◆ TASK PROMPT: Copy out every line of the listing below that contains the string "width", matching case exactly.

◆ RECORD EXCERPTS:
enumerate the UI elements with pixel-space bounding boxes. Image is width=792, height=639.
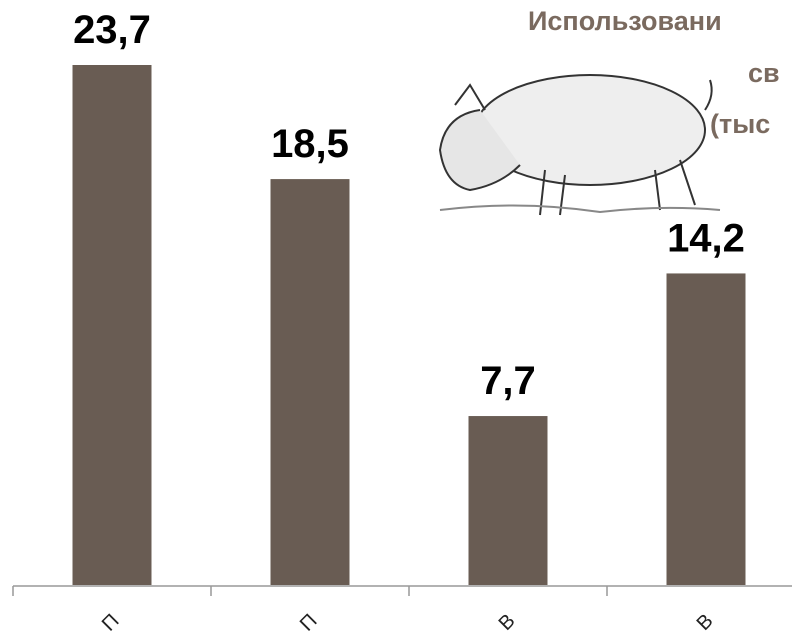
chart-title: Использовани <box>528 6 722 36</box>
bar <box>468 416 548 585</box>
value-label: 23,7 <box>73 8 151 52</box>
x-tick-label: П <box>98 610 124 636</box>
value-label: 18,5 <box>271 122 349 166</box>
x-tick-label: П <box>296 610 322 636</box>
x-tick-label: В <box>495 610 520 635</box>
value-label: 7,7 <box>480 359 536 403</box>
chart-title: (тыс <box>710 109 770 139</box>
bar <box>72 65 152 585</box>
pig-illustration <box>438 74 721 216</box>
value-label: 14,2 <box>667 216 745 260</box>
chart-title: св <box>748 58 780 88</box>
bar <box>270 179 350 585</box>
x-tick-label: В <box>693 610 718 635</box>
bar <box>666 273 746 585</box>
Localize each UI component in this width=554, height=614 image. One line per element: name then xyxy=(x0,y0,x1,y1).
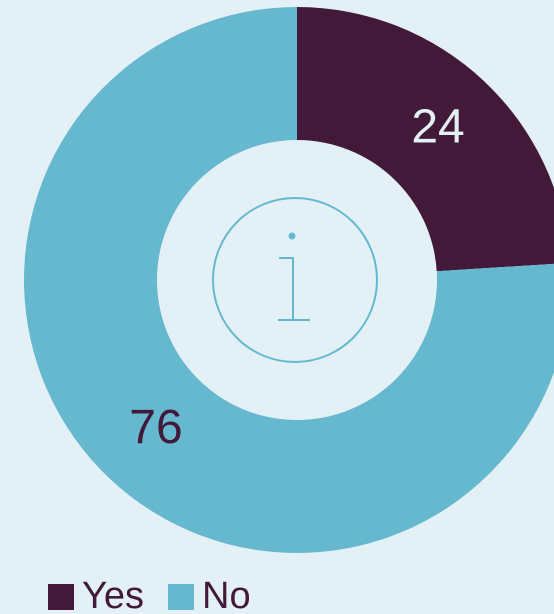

◆ FINAL RESULT:
enumerate the UI elements with pixel-space bounding boxes. Image is width=792, height=639.
Localize each UI component in this width=554, height=614 image. One line per element: name then xyxy=(x0,y0,x1,y1).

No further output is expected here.